===== TEXT TO READ =====

I’m not going to offer a tight definition of the idea of a business taxonomy and its relationship with classification, metadata, thesauri and information architecture. Current understanding is fuzzy, but that has meant that many disciplines have come together in this emerging field, and that is a good thing; we need all the methodology we can get. Taxonomy is about describing things and their relationships, particularly their similarities. But what has this got to do with knowledge and, in particular, content management?
What indeed? Bear with me for a few paragraphs of highly challenging technical discussion. Content is stuff, stuff that is not a great homogeneous blancmange, but all sorts of different stuff, and some of it is useful. Some of it is critical to the survival of
organisations. We might say that Enron and Barings died from a lack of stuff. That stuff is information and it comes in many different forms. So, we have a lot of information in many formats. That’s nice.
Well, it would be if we could only understand what it all was and how we can use it. That is, really use it: turn it into money or efficiency or saved lives or bins emptied or whatever it is we do.
For example: intranets. Some organisations have had an intranet, or several intranets, for five years or more. Some are just constructing their first intranet. These are the lucky ones, because they have a chance to create an intelligible structure for this fast developing means of sharing information. Most five-year-old intranets are, by now, almost unmappable. They are riven with departmental silos, irreconcilably different records for almost identical information, dead information, partial information and just plain wrong information.

=====

## REQUIRED TASK A
Put the rows into a Markdown table with the columns No. and Text, beginning at the line that has "List all visible" and stopping after the line that has "slice-value-net-migration: 28% bbox=[66, 68, 114, 94]". Leave out blank lines and pictures.
The rows have no connection to the business taxonomy text above.

===== RECORDS FOR THIS EXERCISE =====

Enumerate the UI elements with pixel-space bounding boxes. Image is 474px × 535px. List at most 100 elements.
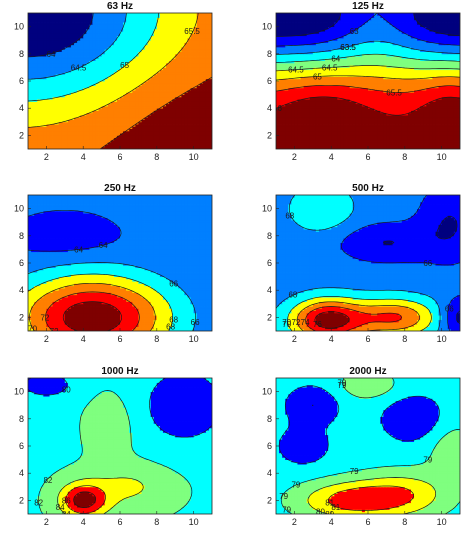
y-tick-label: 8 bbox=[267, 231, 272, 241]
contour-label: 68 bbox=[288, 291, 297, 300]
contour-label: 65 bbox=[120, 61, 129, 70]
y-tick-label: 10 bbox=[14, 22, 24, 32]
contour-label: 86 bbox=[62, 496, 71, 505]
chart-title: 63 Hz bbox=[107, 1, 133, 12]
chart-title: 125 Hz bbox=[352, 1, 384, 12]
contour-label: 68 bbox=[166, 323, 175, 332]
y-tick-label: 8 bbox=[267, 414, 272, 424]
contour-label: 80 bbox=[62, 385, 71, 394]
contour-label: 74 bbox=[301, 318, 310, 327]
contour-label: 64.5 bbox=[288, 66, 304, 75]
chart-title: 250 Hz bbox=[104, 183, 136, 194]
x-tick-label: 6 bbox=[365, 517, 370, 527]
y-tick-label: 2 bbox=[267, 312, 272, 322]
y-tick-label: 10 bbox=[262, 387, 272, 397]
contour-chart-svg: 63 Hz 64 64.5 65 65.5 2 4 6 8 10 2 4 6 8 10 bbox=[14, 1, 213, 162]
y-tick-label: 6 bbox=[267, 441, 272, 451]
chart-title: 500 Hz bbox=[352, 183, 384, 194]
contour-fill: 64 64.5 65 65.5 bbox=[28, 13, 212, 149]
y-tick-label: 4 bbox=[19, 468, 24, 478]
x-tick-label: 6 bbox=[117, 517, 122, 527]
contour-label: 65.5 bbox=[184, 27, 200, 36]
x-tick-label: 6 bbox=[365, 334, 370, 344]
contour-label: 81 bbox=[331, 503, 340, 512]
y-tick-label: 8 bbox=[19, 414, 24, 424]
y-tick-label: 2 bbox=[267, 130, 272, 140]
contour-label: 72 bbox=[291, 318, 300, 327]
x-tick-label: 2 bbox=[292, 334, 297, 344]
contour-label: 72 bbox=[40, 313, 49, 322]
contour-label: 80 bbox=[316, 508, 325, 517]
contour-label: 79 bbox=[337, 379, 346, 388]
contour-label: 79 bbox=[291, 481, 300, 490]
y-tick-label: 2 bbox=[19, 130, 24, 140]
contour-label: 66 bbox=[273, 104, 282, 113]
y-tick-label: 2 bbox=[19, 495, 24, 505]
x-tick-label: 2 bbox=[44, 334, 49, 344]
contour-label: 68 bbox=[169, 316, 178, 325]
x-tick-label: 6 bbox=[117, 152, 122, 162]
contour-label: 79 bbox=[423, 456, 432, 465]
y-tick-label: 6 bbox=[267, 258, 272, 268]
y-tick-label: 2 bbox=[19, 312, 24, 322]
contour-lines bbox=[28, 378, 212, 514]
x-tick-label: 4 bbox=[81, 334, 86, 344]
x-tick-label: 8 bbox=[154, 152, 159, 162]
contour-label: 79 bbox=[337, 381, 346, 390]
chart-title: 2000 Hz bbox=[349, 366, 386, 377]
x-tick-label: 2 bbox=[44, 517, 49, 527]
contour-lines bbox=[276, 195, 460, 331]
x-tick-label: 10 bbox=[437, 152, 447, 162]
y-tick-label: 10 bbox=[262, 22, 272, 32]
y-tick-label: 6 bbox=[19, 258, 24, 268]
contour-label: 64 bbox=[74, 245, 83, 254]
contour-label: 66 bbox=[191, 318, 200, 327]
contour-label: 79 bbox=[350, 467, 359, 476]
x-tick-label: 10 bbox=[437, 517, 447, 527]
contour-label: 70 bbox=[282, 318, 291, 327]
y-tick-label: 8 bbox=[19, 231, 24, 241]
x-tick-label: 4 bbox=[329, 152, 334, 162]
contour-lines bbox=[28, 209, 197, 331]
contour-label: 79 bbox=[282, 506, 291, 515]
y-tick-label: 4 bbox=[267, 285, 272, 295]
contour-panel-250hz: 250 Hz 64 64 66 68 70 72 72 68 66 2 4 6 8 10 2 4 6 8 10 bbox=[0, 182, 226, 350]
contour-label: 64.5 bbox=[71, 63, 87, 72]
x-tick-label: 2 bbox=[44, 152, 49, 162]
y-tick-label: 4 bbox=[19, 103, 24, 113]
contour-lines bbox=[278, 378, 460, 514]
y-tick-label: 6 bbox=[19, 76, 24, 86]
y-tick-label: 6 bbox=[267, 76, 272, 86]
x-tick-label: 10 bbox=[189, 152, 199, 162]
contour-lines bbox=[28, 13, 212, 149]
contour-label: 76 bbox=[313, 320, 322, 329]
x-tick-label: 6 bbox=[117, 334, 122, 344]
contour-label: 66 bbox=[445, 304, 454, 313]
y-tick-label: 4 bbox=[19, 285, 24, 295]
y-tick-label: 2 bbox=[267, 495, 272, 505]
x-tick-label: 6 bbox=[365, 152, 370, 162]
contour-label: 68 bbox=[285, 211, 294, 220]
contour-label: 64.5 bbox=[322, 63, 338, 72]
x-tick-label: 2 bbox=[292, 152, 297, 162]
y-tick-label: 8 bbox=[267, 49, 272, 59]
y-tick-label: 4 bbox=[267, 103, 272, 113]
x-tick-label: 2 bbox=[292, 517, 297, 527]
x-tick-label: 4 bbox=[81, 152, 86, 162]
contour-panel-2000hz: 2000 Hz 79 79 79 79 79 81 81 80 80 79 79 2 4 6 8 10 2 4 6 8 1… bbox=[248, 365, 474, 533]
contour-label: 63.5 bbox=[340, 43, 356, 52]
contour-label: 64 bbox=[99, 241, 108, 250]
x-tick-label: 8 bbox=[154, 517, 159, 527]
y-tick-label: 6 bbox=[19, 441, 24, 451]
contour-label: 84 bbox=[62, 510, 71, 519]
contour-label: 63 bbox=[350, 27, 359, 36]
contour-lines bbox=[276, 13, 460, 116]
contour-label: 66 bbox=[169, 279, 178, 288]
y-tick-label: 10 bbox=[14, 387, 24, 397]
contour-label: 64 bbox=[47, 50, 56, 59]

=====
===== RECORDS FOR THIS EXERCISE =====

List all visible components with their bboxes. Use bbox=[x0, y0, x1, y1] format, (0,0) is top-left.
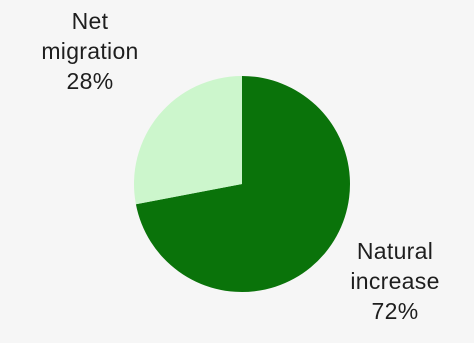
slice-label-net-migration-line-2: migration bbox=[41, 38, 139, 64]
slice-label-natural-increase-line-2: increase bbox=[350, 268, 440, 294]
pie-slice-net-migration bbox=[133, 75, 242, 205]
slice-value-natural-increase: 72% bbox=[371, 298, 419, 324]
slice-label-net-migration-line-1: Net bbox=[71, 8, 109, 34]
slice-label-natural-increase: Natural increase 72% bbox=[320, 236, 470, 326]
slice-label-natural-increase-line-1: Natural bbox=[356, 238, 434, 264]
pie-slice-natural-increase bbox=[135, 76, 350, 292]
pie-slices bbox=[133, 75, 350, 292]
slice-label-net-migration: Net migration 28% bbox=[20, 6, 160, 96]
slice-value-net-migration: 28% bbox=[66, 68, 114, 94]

=====

## REQUIRED TASK B
Repeat the whole text on business taxonomy word for word.

## WORKED ANSWER A
| No. | Text |
|---|---|
| 1 | List all visible components with their bboxes. Use bbox=[x0, y0, x1, y1] format, (0,0) is top-left. |
| 2 | slice-label-net-migration-line-2: migration bbox=[41, 38, 139, 64] |
| 3 | slice-label-natural-increase-line-2: increase bbox=[350, 268, 440, 294] |
| 4 | pie-slice-net-migration bbox=[133, 75, 242, 205] |
| 5 | slice-value-natural-increase: 72% bbox=[371, 298, 419, 324] |
| 6 | slice-label-net-migration-line-1: Net bbox=[71, 8, 109, 34] |
| 7 | slice-label-natural-increase: Natural increase 72% bbox=[320, 236, 470, 326] |
| 8 | slice-label-natural-increase-line-1: Natural bbox=[356, 238, 434, 264] |
| 9 | pie-slice-natural-increase bbox=[135, 76, 350, 292] |
| 10 | pie-slices bbox=[133, 75, 350, 292] |
| 11 | slice-label-net-migration: Net migration 28% bbox=[20, 6, 160, 96] |
| 12 | slice-value-net-migration: 28% bbox=[66, 68, 114, 94] |

## WORKED ANSWER B
I’m not going to offer a tight definition of the idea of a business taxonomy and its relationship with classification, metadata, thesauri and information architecture. Current understanding is fuzzy, but that has meant that many disciplines have come together in this emerging field, and that is a good thing; we need all the methodology we can get. Taxonomy is about describing things and their relationships, particularly their similarities. But what has this got to do with knowledge and, in particular, content management?
What indeed? Bear with me for a few paragraphs of highly challenging technical discussion. Content is stuff, stuff that is not a great homogeneous blancmange, but all sorts of different stuff, and some of it is useful. Some of it is critical to the survival of
organisations. We might say that Enron and Barings died from a lack of stuff. That stuff is information and it comes in many different forms. So, we have a lot of information in many formats. That’s nice.
Well, it would be if we could only understand what it all was and how we can use it. That is, really use it: turn it into money or efficiency or saved lives or bins emptied or whatever it is we do.
For example: intranets. Some organisations have had an intranet, or several intranets, for five years or more. Some are just constructing their first intranet. These are the lucky ones, because they have a chance to create an intelligible structure for this fast developing means of sharing information. Most five-year-old intranets are, by now, almost unmappable. They are riven with departmental silos, irreconcilably different records for almost identical information, dead information, partial information and just plain wrong information.